## PROBLEM TO WORK ON
Output all of the records exactly as written.

## INPUT FOR THIS TASK
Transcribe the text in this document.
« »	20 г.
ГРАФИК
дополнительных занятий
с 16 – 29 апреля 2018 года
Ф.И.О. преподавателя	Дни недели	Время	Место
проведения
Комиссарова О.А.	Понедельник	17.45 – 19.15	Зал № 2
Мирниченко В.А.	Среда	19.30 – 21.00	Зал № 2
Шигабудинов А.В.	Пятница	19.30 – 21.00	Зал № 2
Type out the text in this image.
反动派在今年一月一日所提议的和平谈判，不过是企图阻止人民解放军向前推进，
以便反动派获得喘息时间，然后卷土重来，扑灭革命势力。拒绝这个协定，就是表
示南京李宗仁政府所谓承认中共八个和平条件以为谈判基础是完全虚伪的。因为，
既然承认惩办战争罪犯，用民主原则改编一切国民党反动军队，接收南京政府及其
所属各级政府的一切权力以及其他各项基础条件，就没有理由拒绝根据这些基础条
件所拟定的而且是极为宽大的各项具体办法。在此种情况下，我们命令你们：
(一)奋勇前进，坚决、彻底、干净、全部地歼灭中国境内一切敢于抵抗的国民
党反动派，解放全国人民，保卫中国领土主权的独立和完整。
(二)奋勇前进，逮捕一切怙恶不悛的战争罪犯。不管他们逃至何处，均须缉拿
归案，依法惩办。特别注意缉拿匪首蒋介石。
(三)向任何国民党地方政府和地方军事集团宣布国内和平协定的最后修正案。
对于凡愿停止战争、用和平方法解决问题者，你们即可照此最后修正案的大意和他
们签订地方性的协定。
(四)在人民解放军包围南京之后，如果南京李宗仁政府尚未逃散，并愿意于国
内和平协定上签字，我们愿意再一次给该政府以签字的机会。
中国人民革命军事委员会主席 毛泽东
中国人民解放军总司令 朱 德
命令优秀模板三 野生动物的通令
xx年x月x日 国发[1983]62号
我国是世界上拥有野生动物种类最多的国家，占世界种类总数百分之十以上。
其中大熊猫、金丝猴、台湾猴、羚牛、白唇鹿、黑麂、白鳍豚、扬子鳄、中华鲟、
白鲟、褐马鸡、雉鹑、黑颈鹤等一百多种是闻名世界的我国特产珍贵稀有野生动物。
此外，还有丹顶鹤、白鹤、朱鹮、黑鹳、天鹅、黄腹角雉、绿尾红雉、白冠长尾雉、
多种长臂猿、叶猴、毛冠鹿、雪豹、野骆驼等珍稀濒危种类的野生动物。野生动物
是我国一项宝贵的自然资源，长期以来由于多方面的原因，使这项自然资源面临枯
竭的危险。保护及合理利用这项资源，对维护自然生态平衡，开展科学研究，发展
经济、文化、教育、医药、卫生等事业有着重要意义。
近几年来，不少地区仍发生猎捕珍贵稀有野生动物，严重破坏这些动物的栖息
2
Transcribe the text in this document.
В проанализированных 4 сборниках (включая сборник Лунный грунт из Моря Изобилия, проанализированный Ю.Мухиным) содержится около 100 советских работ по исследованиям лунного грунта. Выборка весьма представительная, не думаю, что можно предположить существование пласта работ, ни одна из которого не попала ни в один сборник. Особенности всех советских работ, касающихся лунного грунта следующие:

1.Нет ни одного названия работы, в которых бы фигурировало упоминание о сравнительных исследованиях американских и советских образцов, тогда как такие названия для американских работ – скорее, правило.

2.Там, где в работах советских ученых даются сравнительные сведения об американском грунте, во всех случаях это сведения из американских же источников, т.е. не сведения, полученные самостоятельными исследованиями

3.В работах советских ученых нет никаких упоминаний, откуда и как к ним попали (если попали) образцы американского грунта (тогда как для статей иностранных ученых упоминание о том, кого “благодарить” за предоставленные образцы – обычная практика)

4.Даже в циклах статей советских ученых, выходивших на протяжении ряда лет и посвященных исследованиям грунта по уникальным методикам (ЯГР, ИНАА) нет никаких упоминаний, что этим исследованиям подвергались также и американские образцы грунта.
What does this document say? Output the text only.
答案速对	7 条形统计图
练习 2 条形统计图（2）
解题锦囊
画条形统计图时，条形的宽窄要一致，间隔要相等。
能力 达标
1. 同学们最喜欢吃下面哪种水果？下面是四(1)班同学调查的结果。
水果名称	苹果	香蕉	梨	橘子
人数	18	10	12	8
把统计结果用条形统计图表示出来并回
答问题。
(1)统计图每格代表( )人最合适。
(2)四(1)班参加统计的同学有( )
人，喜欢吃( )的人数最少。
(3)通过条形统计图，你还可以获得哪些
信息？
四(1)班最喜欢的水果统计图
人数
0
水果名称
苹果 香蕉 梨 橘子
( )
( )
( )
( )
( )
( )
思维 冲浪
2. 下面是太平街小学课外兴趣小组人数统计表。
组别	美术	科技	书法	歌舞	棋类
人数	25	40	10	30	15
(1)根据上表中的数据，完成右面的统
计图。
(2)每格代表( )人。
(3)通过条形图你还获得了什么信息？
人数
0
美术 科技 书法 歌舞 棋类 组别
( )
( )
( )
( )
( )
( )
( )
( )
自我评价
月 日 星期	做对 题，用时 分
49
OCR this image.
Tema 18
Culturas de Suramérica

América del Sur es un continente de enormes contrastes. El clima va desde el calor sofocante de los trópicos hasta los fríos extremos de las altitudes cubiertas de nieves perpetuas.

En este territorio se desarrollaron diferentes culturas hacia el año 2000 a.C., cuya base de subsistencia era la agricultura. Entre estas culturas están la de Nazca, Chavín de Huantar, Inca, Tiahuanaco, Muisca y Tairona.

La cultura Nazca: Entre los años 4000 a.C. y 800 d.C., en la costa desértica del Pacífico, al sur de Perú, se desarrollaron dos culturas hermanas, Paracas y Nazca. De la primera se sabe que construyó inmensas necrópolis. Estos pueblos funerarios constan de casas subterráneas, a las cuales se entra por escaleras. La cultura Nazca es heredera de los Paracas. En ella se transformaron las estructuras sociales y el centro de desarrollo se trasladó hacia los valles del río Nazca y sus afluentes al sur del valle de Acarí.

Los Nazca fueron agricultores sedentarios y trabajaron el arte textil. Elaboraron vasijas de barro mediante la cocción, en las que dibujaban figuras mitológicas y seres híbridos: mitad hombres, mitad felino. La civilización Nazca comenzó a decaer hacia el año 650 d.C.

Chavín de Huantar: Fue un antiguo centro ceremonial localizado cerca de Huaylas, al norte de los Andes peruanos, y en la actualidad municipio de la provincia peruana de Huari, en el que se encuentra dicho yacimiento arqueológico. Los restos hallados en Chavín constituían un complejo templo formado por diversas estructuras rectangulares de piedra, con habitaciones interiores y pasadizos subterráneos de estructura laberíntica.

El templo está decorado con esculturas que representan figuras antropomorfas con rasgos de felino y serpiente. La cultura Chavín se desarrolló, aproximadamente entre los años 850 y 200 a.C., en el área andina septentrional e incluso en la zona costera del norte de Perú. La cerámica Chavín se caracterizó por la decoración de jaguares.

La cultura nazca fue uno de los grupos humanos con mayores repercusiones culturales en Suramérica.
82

## REPLY TO THE EXERCISE
Transcribe the text in this document.
« »	20 г.
ГРАФИК
дополнительных занятий
с 16 – 29 апреля 2018 года
Ф.И.О. преподавателя	Дни недели	Время	Место
проведения
Комиссарова О.А.	Понедельник	17.45 – 19.15	Зал № 2
Мирниченко В.А.	Среда	19.30 – 21.00	Зал № 2
Шигабудинов А.В.	Пятница	19.30 – 21.00	Зал № 2
Type out the text in this image.
反动派在今年一月一日所提议的和平谈判，不过是企图阻止人民解放军向前推进，
以便反动派获得喘息时间，然后卷土重来，扑灭革命势力。拒绝这个协定，就是表
示南京李宗仁政府所谓承认中共八个和平条件以为谈判基础是完全虚伪的。因为，
既然承认惩办战争罪犯，用民主原则改编一切国民党反动军队，接收南京政府及其
所属各级政府的一切权力以及其他各项基础条件，就没有理由拒绝根据这些基础条
件所拟定的而且是极为宽大的各项具体办法。在此种情况下，我们命令你们：
(一)奋勇前进，坚决、彻底、干净、全部地歼灭中国境内一切敢于抵抗的国民
党反动派，解放全国人民，保卫中国领土主权的独立和完整。
(二)奋勇前进，逮捕一切怙恶不悛的战争罪犯。不管他们逃至何处，均须缉拿
归案，依法惩办。特别注意缉拿匪首蒋介石。
(三)向任何国民党地方政府和地方军事集团宣布国内和平协定的最后修正案。
对于凡愿停止战争、用和平方法解决问题者，你们即可照此最后修正案的大意和他
们签订地方性的协定。
(四)在人民解放军包围南京之后，如果南京李宗仁政府尚未逃散，并愿意于国
内和平协定上签字，我们愿意再一次给该政府以签字的机会。
中国人民革命军事委员会主席 毛泽东
中国人民解放军总司令 朱 德
命令优秀模板三 野生动物的通令
xx年x月x日 国发[1983]62号
我国是世界上拥有野生动物种类最多的国家，占世界种类总数百分之十以上。
其中大熊猫、金丝猴、台湾猴、羚牛、白唇鹿、黑麂、白鳍豚、扬子鳄、中华鲟、
白鲟、褐马鸡、雉鹑、黑颈鹤等一百多种是闻名世界的我国特产珍贵稀有野生动物。
此外，还有丹顶鹤、白鹤、朱鹮、黑鹳、天鹅、黄腹角雉、绿尾红雉、白冠长尾雉、
多种长臂猿、叶猴、毛冠鹿、雪豹、野骆驼等珍稀濒危种类的野生动物。野生动物
是我国一项宝贵的自然资源，长期以来由于多方面的原因，使这项自然资源面临枯
竭的危险。保护及合理利用这项资源，对维护自然生态平衡，开展科学研究，发展
经济、文化、教育、医药、卫生等事业有着重要意义。
近几年来，不少地区仍发生猎捕珍贵稀有野生动物，严重破坏这些动物的栖息
2
Transcribe the text in this document.
В проанализированных 4 сборниках (включая сборник Лунный грунт из Моря Изобилия, проанализированный Ю.Мухиным) содержится около 100 советских работ по исследованиям лунного грунта. Выборка весьма представительная, не думаю, что можно предположить существование пласта работ, ни одна из которого не попала ни в один сборник. Особенности всех советских работ, касающихся лунного грунта следующие:

1.Нет ни одного названия работы, в которых бы фигурировало упоминание о сравнительных исследованиях американских и советских образцов, тогда как такие названия для американских работ – скорее, правило.

2.Там, где в работах советских ученых даются сравнительные сведения об американском грунте, во всех случаях это сведения из американских же источников, т.е. не сведения, полученные самостоятельными исследованиями

3.В работах советских ученых нет никаких упоминаний, откуда и как к ним попали (если попали) образцы американского грунта (тогда как для статей иностранных ученых упоминание о том, кого “благодарить” за предоставленные образцы – обычная практика)

4.Даже в циклах статей советских ученых, выходивших на протяжении ряда лет и посвященных исследованиям грунта по уникальным методикам (ЯГР, ИНАА) нет никаких упоминаний, что этим исследованиям подвергались также и американские образцы грунта.
What does this document say? Output the text only.
答案速对	7 条形统计图
练习 2 条形统计图（2）
解题锦囊
画条形统计图时，条形的宽窄要一致，间隔要相等。
能力 达标
1. 同学们最喜欢吃下面哪种水果？下面是四(1)班同学调查的结果。
水果名称	苹果	香蕉	梨	橘子
人数	18	10	12	8
把统计结果用条形统计图表示出来并回
答问题。
(1)统计图每格代表( )人最合适。
(2)四(1)班参加统计的同学有( )
人，喜欢吃( )的人数最少。
(3)通过条形统计图，你还可以获得哪些
信息？
四(1)班最喜欢的水果统计图
人数
0
水果名称
苹果 香蕉 梨 橘子
( )
( )
( )
( )
( )
( )
思维 冲浪
2. 下面是太平街小学课外兴趣小组人数统计表。
组别	美术	科技	书法	歌舞	棋类
人数	25	40	10	30	15
(1)根据上表中的数据，完成右面的统
计图。
(2)每格代表( )人。
(3)通过条形图你还获得了什么信息？
人数
0
美术 科技 书法 歌舞 棋类 组别
( )
( )
( )
( )
( )
( )
( )
( )
自我评价
月 日 星期	做对 题，用时 分
49
OCR this image.
Tema 18
Culturas de Suramérica

América del Sur es un continente de enormes contrastes. El clima va desde el calor sofocante de los trópicos hasta los fríos extremos de las altitudes cubiertas de nieves perpetuas.

En este territorio se desarrollaron diferentes culturas hacia el año 2000 a.C., cuya base de subsistencia era la agricultura. Entre estas culturas están la de Nazca, Chavín de Huantar, Inca, Tiahuanaco, Muisca y Tairona.

La cultura Nazca: Entre los años 4000 a.C. y 800 d.C., en la costa desértica del Pacífico, al sur de Perú, se desarrollaron dos culturas hermanas, Paracas y Nazca. De la primera se sabe que construyó inmensas necrópolis. Estos pueblos funerarios constan de casas subterráneas, a las cuales se entra por escaleras. La cultura Nazca es heredera de los Paracas. En ella se transformaron las estructuras sociales y el centro de desarrollo se trasladó hacia los valles del río Nazca y sus afluentes al sur del valle de Acarí.

Los Nazca fueron agricultores sedentarios y trabajaron el arte textil. Elaboraron vasijas de barro mediante la cocción, en las que dibujaban figuras mitológicas y seres híbridos: mitad hombres, mitad felino. La civilización Nazca comenzó a decaer hacia el año 650 d.C.

Chavín de Huantar: Fue un antiguo centro ceremonial localizado cerca de Huaylas, al norte de los Andes peruanos, y en la actualidad municipio de la provincia peruana de Huari, en el que se encuentra dicho yacimiento arqueológico. Los restos hallados en Chavín constituían un complejo templo formado por diversas estructuras rectangulares de piedra, con habitaciones interiores y pasadizos subterráneos de estructura laberíntica.

El templo está decorado con esculturas que representan figuras antropomorfas con rasgos de felino y serpiente. La cultura Chavín se desarrolló, aproximadamente entre los años 850 y 200 a.C., en el área andina septentrional e incluso en la zona costera del norte de Perú. La cerámica Chavín se caracterizó por la decoración de jaguares.

La cultura nazca fue uno de los grupos humanos con mayores repercusiones culturales en Suramérica.
82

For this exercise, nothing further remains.